A run of records
--------------------------------------------------
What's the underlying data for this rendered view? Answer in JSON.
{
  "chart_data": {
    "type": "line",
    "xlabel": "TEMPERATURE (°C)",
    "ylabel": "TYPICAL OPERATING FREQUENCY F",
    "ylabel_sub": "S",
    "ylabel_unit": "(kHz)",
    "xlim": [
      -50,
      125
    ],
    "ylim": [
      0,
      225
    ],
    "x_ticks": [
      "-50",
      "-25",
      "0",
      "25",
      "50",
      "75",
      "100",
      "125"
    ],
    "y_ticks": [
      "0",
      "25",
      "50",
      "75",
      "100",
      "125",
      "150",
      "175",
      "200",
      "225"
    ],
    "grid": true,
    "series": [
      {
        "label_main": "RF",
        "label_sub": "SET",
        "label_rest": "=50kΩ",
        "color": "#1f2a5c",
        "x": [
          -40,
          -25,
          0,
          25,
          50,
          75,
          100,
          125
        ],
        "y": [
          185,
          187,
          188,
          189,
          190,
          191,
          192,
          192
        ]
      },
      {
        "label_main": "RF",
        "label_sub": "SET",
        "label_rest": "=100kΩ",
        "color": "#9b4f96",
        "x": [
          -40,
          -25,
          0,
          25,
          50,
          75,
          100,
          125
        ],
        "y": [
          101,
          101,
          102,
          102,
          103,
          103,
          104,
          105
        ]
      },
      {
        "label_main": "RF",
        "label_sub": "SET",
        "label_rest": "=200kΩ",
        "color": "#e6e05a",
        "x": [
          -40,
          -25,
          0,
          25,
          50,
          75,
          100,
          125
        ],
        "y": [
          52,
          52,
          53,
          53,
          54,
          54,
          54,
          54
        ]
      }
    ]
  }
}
--------------------------------------------------
Task to carry out: Every entry must be output again, exactly as written above.

Answer to this task:
What's the underlying data for this rendered view? Answer in JSON.
{
  "chart_data": {
    "type": "line",
    "xlabel": "TEMPERATURE (°C)",
    "ylabel": "TYPICAL OPERATING FREQUENCY F",
    "ylabel_sub": "S",
    "ylabel_unit": "(kHz)",
    "xlim": [
      -50,
      125
    ],
    "ylim": [
      0,
      225
    ],
    "x_ticks": [
      "-50",
      "-25",
      "0",
      "25",
      "50",
      "75",
      "100",
      "125"
    ],
    "y_ticks": [
      "0",
      "25",
      "50",
      "75",
      "100",
      "125",
      "150",
      "175",
      "200",
      "225"
    ],
    "grid": true,
    "series": [
      {
        "label_main": "RF",
        "label_sub": "SET",
        "label_rest": "=50kΩ",
        "color": "#1f2a5c",
        "x": [
          -40,
          -25,
          0,
          25,
          50,
          75,
          100,
          125
        ],
        "y": [
          185,
          187,
          188,
          189,
          190,
          191,
          192,
          192
        ]
      },
      {
        "label_main": "RF",
        "label_sub": "SET",
        "label_rest": "=100kΩ",
        "color": "#9b4f96",
        "x": [
          -40,
          -25,
          0,
          25,
          50,
          75,
          100,
          125
        ],
        "y": [
          101,
          101,
          102,
          102,
          103,
          103,
          104,
          105
        ]
      },
      {
        "label_main": "RF",
        "label_sub": "SET",
        "label_rest": "=200kΩ",
        "color": "#e6e05a",
        "x": [
          -40,
          -25,
          0,
          25,
          50,
          75,
          100,
          125
        ],
        "y": [
          52,
          52,
          53,
          53,
          54,
          54,
          54,
          54
        ]
      }
    ]
  }
}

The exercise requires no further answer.